(Stated exercise) Each entry below is to be extracted exactly.

(Record list)
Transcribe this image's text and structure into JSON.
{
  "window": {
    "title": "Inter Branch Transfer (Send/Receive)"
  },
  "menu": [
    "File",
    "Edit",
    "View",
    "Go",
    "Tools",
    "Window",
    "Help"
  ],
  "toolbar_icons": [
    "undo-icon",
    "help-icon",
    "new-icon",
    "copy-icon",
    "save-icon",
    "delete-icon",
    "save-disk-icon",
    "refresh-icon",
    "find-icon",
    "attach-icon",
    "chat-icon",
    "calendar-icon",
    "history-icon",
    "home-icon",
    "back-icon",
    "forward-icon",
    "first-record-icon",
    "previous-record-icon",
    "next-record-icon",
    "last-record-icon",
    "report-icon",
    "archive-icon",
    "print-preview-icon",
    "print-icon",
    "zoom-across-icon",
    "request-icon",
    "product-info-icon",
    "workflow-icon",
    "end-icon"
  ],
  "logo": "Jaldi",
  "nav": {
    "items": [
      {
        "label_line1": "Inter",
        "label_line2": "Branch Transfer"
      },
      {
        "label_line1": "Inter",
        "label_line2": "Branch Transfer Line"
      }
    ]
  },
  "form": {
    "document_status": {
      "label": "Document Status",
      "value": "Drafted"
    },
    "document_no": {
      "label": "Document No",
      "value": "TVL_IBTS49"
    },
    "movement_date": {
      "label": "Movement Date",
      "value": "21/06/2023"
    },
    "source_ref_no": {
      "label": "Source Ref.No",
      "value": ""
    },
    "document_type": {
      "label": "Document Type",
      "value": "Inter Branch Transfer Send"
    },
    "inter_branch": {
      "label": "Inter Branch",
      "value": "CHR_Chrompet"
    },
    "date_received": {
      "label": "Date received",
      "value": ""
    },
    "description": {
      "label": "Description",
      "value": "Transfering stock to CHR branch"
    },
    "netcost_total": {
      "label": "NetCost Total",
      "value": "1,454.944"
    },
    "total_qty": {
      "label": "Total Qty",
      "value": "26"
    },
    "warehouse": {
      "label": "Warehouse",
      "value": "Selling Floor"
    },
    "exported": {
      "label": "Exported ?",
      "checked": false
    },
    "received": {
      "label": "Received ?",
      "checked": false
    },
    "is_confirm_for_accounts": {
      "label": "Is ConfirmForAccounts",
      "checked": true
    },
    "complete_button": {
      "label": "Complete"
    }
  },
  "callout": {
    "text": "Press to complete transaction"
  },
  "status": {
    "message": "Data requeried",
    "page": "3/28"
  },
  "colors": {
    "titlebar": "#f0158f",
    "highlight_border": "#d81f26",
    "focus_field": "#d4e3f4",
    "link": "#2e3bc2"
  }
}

(Task result)
Transcribe this image's text and structure into JSON.
{
  "window": {
    "title": "Inter Branch Transfer (Send/Receive)"
  },
  "menu": [
    "File",
    "Edit",
    "View",
    "Go",
    "Tools",
    "Window",
    "Help"
  ],
  "toolbar_icons": [
    "undo-icon",
    "help-icon",
    "new-icon",
    "copy-icon",
    "save-icon",
    "delete-icon",
    "save-disk-icon",
    "refresh-icon",
    "find-icon",
    "attach-icon",
    "chat-icon",
    "calendar-icon",
    "history-icon",
    "home-icon",
    "back-icon",
    "forward-icon",
    "first-record-icon",
    "previous-record-icon",
    "next-record-icon",
    "last-record-icon",
    "report-icon",
    "archive-icon",
    "print-preview-icon",
    "print-icon",
    "zoom-across-icon",
    "request-icon",
    "product-info-icon",
    "workflow-icon",
    "end-icon"
  ],
  "logo": "Jaldi",
  "nav": {
    "items": [
      {
        "label_line1": "Inter",
        "label_line2": "Branch Transfer"
      },
      {
        "label_line1": "Inter",
        "label_line2": "Branch Transfer Line"
      }
    ]
  },
  "form": {
    "document_status": {
      "label": "Document Status",
      "value": "Drafted"
    },
    "document_no": {
      "label": "Document No",
      "value": "TVL_IBTS49"
    },
    "movement_date": {
      "label": "Movement Date",
      "value": "21/06/2023"
    },
    "source_ref_no": {
      "label": "Source Ref.No",
      "value": ""
    },
    "document_type": {
      "label": "Document Type",
      "value": "Inter Branch Transfer Send"
    },
    "inter_branch": {
      "label": "Inter Branch",
      "value": "CHR_Chrompet"
    },
    "date_received": {
      "label": "Date received",
      "value": ""
    },
    "description": {
      "label": "Description",
      "value": "Transfering stock to CHR branch"
    },
    "netcost_total": {
      "label": "NetCost Total",
      "value": "1,454.944"
    },
    "total_qty": {
      "label": "Total Qty",
      "value": "26"
    },
    "warehouse": {
      "label": "Warehouse",
      "value": "Selling Floor"
    },
    "exported": {
      "label": "Exported ?",
      "checked": false
    },
    "received": {
      "label": "Received ?",
      "checked": false
    },
    "is_confirm_for_accounts": {
      "label": "Is ConfirmForAccounts",
      "checked": true
    },
    "complete_button": {
      "label": "Complete"
    }
  },
  "callout": {
    "text": "Press to complete transaction"
  },
  "status": {
    "message": "Data requeried",
    "page": "3/28"
  },
  "colors": {
    "titlebar": "#f0158f",
    "highlight_border": "#d81f26",
    "focus_field": "#d4e3f4",
    "link": "#2e3bc2"
  }
}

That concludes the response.